私が小松原を退職、公立中学校の教師も辞め彫刻の修行を終え独立した年、
森さんは私の力になりたい、と卒業記念に私の彫刻を学校で採用して頂くように校
長先生に懸命に頼み込み、尽力をしてくださいました。
そしてふくろう会の幹事長になっていただき、以来さまざまなイベントをとりおこなって
まいりましたが、ふくろう会は佐藤賢太郎のこの指とまれの会であると音頭を取ってきて
くださいました。
森さんが「いいね」と乗ってくれるその一言で勇気が湧いてここまでやってきました。
長い間支えて頂いていることに感謝しております。
今また大きく変化するふくろう会にあって、その節目に幹事長とふくろう会の皆さんに
確認したく対談をもちました。
ふくろう会の立ち上がり
佐藤 ほんとに長い付き合いですね。お互いに独身のときからでした。それぞれ出世コー
スとは縁のないアウトローとして小松原高校での出合いからでした。
森 佐藤さんとの長い付き合いは、私の人生において大変重要な位置を占めていま
す。恐らく妻の次ぐらいに思っています。私にないものを佐藤さんの中に見い出して、佐
藤さんと正面から向き合ってきたので今の私がいると思っています。
佐藤 お世話になった職員浜田清一さんの退職記念に一杯会をもちました。そのと
き、今後、佐藤賢太郎を囲んで飲む会を「ふくろう会」と名づけました。
その後、年一度公募展二紀会に出品し、私の作品を見ていただき、帰りに上野で
励ます会を開いていただきました。それが今日のふくろう会になるとは考えもしませんでし
たね。仲間も職員だけでした。なにせ、その日暮らしの私で、作家として続けられるか不
安な日々でした。その席で「頑張れ」と金一封をくださいましたね。懐かしいです。
森 ホント、あの頃が懐かしいですね。佐藤さんが小松原高校を辞める時の飲み会で、
私に言いましたよね。「森さん、ラグビーのタックルと同じようにここぞと思った時は“飛ぶん
だ”」と。そんな“飛んだ”佐藤さんを応援して私たちはよく飲み会を持ちましたよね。私た
ちには出来ない生き方をしている佐藤さんをなんとか応援をしようと。佐藤さんを応援す
ることで、私たちの夢を託していたように思います。
自分達が創る夢実現
佐藤 森さん、生涯夢を追って生きて行きたいですね。前回、自分で創る自分の人
生と言いました。私のようなものが彫刻家になりたいと言うのは不可能に近いと思われて
いました。それが実現しました。
==*==
### 従うべき指示
提示文の「私が小松原を退職、公立中学校の教師も辞め彫刻の修行を終え独立した年、」から「確認したく対談をもちました。」までを、末尾の「確認したく対談をもちました。」も含めて一字一句変えずに引用せよ。

### 与えられたデータ
==*==
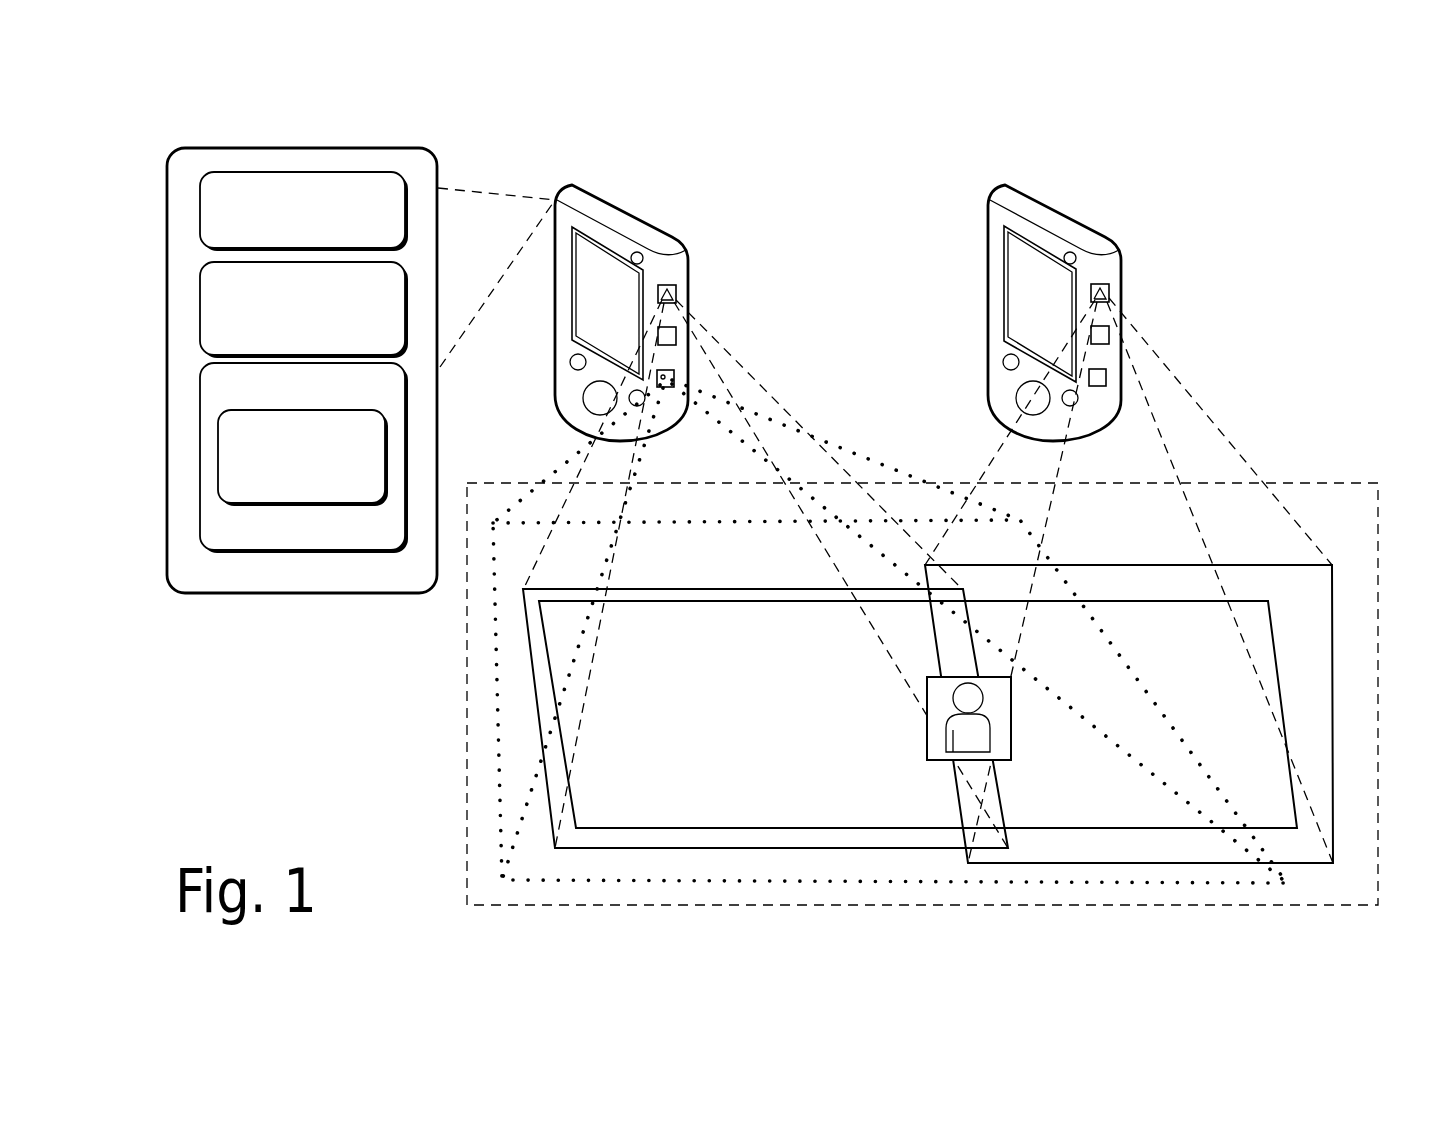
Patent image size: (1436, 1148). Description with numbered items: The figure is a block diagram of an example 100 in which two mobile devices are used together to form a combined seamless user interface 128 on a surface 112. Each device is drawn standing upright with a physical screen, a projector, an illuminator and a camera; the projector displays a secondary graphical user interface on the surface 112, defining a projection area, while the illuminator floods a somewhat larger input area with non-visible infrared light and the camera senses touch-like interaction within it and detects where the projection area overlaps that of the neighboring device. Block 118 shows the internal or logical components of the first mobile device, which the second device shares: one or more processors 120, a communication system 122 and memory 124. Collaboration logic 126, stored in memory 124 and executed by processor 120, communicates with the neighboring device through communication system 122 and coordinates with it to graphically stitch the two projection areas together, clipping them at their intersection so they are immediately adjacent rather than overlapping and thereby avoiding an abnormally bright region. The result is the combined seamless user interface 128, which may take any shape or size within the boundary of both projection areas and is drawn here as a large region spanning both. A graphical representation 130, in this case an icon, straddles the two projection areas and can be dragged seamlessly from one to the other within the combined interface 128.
==*==
### 正しい出力
私が小松原を退職、公立中学校の教師も辞め彫刻の修行を終え独立した年、
森さんは私の力になりたい、と卒業記念に私の彫刻を学校で採用して頂くように校
長先生に懸命に頼み込み、尽力をしてくださいました。
そしてふくろう会の幹事長になっていただき、以来さまざまなイベントをとりおこなって
まいりましたが、ふくろう会は佐藤賢太郎のこの指とまれの会であると音頭を取ってきて
くださいました。
森さんが「いいね」と乗ってくれるその一言で勇気が湧いてここまでやってきました。
長い間支えて頂いていることに感謝しております。
今また大きく変化するふくろう会にあって、その節目に幹事長とふくろう会の皆さんに
確認したく対談をもちました。